Request: Wherever the word "shipping" shows up in a line, please copy that line.

Provided records:
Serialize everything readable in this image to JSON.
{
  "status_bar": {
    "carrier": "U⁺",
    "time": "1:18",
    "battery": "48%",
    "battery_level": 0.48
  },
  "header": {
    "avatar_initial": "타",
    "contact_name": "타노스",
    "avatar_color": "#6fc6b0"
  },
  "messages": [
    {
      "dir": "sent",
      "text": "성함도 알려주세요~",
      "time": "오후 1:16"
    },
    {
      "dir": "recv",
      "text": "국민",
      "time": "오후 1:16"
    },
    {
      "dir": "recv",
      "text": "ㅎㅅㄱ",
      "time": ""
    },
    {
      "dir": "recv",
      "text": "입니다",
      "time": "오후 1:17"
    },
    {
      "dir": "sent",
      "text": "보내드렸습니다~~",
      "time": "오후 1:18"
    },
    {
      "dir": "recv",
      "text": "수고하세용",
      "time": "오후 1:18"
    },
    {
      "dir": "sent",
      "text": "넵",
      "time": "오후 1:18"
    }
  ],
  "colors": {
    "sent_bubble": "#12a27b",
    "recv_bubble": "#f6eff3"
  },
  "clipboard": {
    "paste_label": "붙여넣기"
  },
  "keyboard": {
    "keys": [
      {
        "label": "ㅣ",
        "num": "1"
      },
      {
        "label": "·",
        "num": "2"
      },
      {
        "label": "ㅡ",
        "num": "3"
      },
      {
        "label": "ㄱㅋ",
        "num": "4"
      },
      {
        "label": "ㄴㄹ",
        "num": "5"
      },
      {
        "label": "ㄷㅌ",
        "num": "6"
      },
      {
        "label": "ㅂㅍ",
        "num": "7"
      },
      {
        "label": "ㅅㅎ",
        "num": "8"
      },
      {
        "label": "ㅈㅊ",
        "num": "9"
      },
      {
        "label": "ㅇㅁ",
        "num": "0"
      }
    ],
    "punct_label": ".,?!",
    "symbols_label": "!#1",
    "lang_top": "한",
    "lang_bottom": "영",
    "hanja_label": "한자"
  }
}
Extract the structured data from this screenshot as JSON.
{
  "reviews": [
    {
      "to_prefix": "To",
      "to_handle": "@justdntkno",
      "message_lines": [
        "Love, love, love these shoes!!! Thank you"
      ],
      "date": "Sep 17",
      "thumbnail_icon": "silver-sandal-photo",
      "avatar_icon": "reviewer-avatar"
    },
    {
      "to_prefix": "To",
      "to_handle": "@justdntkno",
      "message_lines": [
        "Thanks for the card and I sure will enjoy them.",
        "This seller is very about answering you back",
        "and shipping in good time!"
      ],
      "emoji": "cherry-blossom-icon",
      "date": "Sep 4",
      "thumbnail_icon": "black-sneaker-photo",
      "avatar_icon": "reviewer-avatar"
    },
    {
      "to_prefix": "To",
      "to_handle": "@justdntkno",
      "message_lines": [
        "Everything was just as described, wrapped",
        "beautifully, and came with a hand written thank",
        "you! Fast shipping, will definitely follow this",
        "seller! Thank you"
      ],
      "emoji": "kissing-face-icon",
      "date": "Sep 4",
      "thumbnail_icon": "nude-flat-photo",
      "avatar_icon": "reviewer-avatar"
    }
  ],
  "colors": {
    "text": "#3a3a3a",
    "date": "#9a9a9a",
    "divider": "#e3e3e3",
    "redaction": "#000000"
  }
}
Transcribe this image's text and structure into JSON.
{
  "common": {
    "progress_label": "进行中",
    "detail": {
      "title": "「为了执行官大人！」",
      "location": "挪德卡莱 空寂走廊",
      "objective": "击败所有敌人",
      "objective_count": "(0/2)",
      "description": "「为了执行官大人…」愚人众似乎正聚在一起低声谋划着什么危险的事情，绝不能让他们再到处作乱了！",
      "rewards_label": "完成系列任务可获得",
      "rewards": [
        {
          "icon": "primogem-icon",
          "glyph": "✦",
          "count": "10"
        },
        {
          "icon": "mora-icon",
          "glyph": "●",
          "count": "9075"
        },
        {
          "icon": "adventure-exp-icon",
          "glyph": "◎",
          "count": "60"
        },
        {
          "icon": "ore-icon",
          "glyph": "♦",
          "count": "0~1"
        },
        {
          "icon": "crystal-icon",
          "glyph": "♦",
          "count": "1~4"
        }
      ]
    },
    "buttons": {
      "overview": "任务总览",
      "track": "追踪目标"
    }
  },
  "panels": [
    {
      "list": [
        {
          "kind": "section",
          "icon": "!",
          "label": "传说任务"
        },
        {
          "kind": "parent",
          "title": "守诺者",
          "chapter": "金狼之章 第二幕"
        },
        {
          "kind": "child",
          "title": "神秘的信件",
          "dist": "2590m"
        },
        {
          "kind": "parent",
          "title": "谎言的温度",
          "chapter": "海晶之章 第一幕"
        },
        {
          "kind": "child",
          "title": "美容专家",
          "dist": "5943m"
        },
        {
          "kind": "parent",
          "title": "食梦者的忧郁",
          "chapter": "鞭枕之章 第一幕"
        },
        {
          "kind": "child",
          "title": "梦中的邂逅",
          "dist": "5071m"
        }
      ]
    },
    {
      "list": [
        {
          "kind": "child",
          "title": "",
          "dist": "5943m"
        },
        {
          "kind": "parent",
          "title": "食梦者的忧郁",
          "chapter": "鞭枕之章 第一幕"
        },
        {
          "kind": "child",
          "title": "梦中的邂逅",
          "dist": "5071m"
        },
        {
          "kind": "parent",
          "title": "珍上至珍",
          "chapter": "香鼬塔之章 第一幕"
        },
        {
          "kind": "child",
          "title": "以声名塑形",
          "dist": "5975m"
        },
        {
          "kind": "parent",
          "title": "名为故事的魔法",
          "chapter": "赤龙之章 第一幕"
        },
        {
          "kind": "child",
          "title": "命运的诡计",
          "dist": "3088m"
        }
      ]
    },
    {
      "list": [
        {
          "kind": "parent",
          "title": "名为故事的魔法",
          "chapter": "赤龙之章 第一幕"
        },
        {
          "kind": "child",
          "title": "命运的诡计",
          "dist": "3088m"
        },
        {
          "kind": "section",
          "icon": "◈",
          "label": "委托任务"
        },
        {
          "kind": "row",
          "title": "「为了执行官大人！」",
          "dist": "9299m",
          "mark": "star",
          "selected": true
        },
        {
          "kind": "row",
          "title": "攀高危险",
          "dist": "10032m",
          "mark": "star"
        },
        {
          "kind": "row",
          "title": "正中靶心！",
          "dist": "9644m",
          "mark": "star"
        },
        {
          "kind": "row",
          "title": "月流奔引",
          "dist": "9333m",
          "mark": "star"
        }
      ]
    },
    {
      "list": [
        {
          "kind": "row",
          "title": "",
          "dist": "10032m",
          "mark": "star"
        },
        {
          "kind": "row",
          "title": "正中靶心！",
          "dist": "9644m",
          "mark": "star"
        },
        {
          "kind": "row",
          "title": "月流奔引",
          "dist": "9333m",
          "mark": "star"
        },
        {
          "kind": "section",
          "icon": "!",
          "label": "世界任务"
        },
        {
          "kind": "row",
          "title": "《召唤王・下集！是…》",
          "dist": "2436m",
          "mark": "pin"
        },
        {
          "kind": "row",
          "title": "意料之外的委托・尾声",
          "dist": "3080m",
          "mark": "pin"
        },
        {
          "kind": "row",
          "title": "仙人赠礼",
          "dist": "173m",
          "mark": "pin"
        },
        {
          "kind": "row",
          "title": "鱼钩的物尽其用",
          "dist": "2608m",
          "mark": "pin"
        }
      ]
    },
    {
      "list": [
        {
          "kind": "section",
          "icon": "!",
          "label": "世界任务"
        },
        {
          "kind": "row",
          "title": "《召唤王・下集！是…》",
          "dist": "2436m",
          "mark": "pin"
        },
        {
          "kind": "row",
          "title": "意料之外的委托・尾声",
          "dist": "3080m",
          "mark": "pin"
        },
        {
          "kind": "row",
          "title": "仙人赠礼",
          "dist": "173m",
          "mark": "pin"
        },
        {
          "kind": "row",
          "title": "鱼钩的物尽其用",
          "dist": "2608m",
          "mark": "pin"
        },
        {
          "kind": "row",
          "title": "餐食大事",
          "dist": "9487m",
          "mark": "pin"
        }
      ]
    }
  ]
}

Result:
        "and shipping in good time!"
        "you! Fast shipping, will definitely follow this",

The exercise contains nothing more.